--- MATERIAL FOR THE TASK ---

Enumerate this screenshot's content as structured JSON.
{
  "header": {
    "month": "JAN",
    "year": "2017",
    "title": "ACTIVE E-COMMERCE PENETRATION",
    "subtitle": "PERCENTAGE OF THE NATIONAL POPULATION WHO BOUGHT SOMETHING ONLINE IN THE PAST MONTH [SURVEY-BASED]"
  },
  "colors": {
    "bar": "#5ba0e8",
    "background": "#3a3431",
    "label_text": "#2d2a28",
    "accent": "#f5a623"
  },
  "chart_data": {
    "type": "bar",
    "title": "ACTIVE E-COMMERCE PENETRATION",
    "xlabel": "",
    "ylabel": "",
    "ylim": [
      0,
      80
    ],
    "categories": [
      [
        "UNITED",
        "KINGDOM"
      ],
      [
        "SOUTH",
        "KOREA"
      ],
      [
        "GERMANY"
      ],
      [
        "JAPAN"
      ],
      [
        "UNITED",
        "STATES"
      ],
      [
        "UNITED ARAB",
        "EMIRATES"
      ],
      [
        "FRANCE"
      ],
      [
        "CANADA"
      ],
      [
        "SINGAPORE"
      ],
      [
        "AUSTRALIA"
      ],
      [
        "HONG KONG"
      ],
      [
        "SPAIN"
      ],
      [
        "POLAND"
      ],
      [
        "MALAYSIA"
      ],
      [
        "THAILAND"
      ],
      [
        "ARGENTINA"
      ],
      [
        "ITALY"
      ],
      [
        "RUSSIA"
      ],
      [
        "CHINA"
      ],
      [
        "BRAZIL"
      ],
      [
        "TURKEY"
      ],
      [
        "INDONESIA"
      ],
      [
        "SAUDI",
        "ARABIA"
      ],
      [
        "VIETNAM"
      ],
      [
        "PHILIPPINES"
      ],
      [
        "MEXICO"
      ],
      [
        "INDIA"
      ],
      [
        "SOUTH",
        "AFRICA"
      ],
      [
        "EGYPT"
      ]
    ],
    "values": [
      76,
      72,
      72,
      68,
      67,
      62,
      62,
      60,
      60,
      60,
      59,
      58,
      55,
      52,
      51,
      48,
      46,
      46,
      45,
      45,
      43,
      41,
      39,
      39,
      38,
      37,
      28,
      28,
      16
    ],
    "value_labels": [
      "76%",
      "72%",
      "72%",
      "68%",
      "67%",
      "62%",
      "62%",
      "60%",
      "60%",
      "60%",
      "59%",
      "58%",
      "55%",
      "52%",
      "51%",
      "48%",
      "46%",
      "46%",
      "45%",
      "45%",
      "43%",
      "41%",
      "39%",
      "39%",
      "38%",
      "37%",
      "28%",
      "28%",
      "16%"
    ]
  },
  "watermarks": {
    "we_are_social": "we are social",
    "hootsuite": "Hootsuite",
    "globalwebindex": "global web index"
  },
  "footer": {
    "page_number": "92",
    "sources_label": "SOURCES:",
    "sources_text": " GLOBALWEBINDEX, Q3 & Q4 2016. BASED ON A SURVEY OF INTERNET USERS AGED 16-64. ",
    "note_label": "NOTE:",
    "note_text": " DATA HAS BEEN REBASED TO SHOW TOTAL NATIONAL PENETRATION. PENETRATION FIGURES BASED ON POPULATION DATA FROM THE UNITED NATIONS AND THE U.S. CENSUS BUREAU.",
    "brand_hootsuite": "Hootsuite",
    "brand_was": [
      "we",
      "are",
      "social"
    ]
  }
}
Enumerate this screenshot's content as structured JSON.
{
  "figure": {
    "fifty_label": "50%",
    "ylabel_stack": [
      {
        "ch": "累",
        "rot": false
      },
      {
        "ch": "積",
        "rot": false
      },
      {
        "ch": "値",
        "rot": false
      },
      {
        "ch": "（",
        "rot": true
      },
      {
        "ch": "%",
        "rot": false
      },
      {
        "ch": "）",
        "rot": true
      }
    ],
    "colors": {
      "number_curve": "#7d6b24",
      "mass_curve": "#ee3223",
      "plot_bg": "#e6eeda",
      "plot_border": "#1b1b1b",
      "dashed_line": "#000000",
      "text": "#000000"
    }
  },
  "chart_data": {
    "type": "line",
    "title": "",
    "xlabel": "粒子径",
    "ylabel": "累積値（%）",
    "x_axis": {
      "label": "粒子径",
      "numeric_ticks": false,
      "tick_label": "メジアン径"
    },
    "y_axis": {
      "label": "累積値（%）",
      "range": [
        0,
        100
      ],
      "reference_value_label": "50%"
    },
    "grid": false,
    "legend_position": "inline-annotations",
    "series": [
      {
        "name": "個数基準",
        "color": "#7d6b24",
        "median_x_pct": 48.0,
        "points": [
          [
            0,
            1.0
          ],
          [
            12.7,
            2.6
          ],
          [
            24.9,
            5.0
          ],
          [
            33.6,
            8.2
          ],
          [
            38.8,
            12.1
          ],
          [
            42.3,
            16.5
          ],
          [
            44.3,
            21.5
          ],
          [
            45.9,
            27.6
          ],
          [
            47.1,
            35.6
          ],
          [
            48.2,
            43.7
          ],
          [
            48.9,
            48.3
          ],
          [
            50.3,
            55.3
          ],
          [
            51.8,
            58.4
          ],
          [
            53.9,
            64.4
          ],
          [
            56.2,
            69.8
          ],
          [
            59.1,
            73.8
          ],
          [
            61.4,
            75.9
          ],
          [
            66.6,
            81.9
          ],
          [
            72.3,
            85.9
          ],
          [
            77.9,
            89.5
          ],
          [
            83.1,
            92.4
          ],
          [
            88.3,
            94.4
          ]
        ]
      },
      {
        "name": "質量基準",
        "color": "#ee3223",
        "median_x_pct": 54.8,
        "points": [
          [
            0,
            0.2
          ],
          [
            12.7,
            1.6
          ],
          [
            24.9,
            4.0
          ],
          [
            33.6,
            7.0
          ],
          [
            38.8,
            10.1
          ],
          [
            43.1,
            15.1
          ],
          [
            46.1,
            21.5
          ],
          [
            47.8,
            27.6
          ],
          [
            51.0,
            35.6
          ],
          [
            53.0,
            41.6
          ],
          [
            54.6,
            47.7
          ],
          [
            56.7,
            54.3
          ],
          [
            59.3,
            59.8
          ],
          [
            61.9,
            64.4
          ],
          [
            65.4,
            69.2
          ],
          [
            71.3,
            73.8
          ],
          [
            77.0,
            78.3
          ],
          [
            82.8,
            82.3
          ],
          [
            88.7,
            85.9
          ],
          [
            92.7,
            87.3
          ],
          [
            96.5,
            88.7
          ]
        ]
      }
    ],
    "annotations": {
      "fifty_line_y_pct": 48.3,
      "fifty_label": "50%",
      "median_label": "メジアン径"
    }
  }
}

---

— SHORT TASK —
Every entry in the listing must be retyped exactly.

— EXERCISE SOLUTION —
Enumerate this screenshot's content as structured JSON.
{
  "header": {
    "month": "JAN",
    "year": "2017",
    "title": "ACTIVE E-COMMERCE PENETRATION",
    "subtitle": "PERCENTAGE OF THE NATIONAL POPULATION WHO BOUGHT SOMETHING ONLINE IN THE PAST MONTH [SURVEY-BASED]"
  },
  "colors": {
    "bar": "#5ba0e8",
    "background": "#3a3431",
    "label_text": "#2d2a28",
    "accent": "#f5a623"
  },
  "chart_data": {
    "type": "bar",
    "title": "ACTIVE E-COMMERCE PENETRATION",
    "xlabel": "",
    "ylabel": "",
    "ylim": [
      0,
      80
    ],
    "categories": [
      [
        "UNITED",
        "KINGDOM"
      ],
      [
        "SOUTH",
        "KOREA"
      ],
      [
        "GERMANY"
      ],
      [
        "JAPAN"
      ],
      [
        "UNITED",
        "STATES"
      ],
      [
        "UNITED ARAB",
        "EMIRATES"
      ],
      [
        "FRANCE"
      ],
      [
        "CANADA"
      ],
      [
        "SINGAPORE"
      ],
      [
        "AUSTRALIA"
      ],
      [
        "HONG KONG"
      ],
      [
        "SPAIN"
      ],
      [
        "POLAND"
      ],
      [
        "MALAYSIA"
      ],
      [
        "THAILAND"
      ],
      [
        "ARGENTINA"
      ],
      [
        "ITALY"
      ],
      [
        "RUSSIA"
      ],
      [
        "CHINA"
      ],
      [
        "BRAZIL"
      ],
      [
        "TURKEY"
      ],
      [
        "INDONESIA"
      ],
      [
        "SAUDI",
        "ARABIA"
      ],
      [
        "VIETNAM"
      ],
      [
        "PHILIPPINES"
      ],
      [
        "MEXICO"
      ],
      [
        "INDIA"
      ],
      [
        "SOUTH",
        "AFRICA"
      ],
      [
        "EGYPT"
      ]
    ],
    "values": [
      76,
      72,
      72,
      68,
      67,
      62,
      62,
      60,
      60,
      60,
      59,
      58,
      55,
      52,
      51,
      48,
      46,
      46,
      45,
      45,
      43,
      41,
      39,
      39,
      38,
      37,
      28,
      28,
      16
    ],
    "value_labels": [
      "76%",
      "72%",
      "72%",
      "68%",
      "67%",
      "62%",
      "62%",
      "60%",
      "60%",
      "60%",
      "59%",
      "58%",
      "55%",
      "52%",
      "51%",
      "48%",
      "46%",
      "46%",
      "45%",
      "45%",
      "43%",
      "41%",
      "39%",
      "39%",
      "38%",
      "37%",
      "28%",
      "28%",
      "16%"
    ]
  },
  "watermarks": {
    "we_are_social": "we are social",
    "hootsuite": "Hootsuite",
    "globalwebindex": "global web index"
  },
  "footer": {
    "page_number": "92",
    "sources_label": "SOURCES:",
    "sources_text": " GLOBALWEBINDEX, Q3 & Q4 2016. BASED ON A SURVEY OF INTERNET USERS AGED 16-64. ",
    "note_label": "NOTE:",
    "note_text": " DATA HAS BEEN REBASED TO SHOW TOTAL NATIONAL PENETRATION. PENETRATION FIGURES BASED ON POPULATION DATA FROM THE UNITED NATIONS AND THE U.S. CENSUS BUREAU.",
    "brand_hootsuite": "Hootsuite",
    "brand_was": [
      "we",
      "are",
      "social"
    ]
  }
}
Enumerate this screenshot's content as structured JSON.
{
  "figure": {
    "fifty_label": "50%",
    "ylabel_stack": [
      {
        "ch": "累",
        "rot": false
      },
      {
        "ch": "積",
        "rot": false
      },
      {
        "ch": "値",
        "rot": false
      },
      {
        "ch": "（",
        "rot": true
      },
      {
        "ch": "%",
        "rot": false
      },
      {
        "ch": "）",
        "rot": true
      }
    ],
    "colors": {
      "number_curve": "#7d6b24",
      "mass_curve": "#ee3223",
      "plot_bg": "#e6eeda",
      "plot_border": "#1b1b1b",
      "dashed_line": "#000000",
      "text": "#000000"
    }
  },
  "chart_data": {
    "type": "line",
    "title": "",
    "xlabel": "粒子径",
    "ylabel": "累積値（%）",
    "x_axis": {
      "label": "粒子径",
      "numeric_ticks": false,
      "tick_label": "メジアン径"
    },
    "y_axis": {
      "label": "累積値（%）",
      "range": [
        0,
        100
      ],
      "reference_value_label": "50%"
    },
    "grid": false,
    "legend_position": "inline-annotations",
    "series": [
      {
        "name": "個数基準",
        "color": "#7d6b24",
        "median_x_pct": 48.0,
        "points": [
          [
            0,
            1.0
          ],
          [
            12.7,
            2.6
          ],
          [
            24.9,
            5.0
          ],
          [
            33.6,
            8.2
          ],
          [
            38.8,
            12.1
          ],
          [
            42.3,
            16.5
          ],
          [
            44.3,
            21.5
          ],
          [
            45.9,
            27.6
          ],
          [
            47.1,
            35.6
          ],
          [
            48.2,
            43.7
          ],
          [
            48.9,
            48.3
          ],
          [
            50.3,
            55.3
          ],
          [
            51.8,
            58.4
          ],
          [
            53.9,
            64.4
          ],
          [
            56.2,
            69.8
          ],
          [
            59.1,
            73.8
          ],
          [
            61.4,
            75.9
          ],
          [
            66.6,
            81.9
          ],
          [
            72.3,
            85.9
          ],
          [
            77.9,
            89.5
          ],
          [
            83.1,
            92.4
          ],
          [
            88.3,
            94.4
          ]
        ]
      },
      {
        "name": "質量基準",
        "color": "#ee3223",
        "median_x_pct": 54.8,
        "points": [
          [
            0,
            0.2
          ],
          [
            12.7,
            1.6
          ],
          [
            24.9,
            4.0
          ],
          [
            33.6,
            7.0
          ],
          [
            38.8,
            10.1
          ],
          [
            43.1,
            15.1
          ],
          [
            46.1,
            21.5
          ],
          [
            47.8,
            27.6
          ],
          [
            51.0,
            35.6
          ],
          [
            53.0,
            41.6
          ],
          [
            54.6,
            47.7
          ],
          [
            56.7,
            54.3
          ],
          [
            59.3,
            59.8
          ],
          [
            61.9,
            64.4
          ],
          [
            65.4,
            69.2
          ],
          [
            71.3,
            73.8
          ],
          [
            77.0,
            78.3
          ],
          [
            82.8,
            82.3
          ],
          [
            88.7,
            85.9
          ],
          [
            92.7,
            87.3
          ],
          [
            96.5,
            88.7
          ]
        ]
      }
    ],
    "annotations": {
      "fifty_line_y_pct": 48.3,
      "fifty_label": "50%",
      "median_label": "メジアン径"
    }
  }
}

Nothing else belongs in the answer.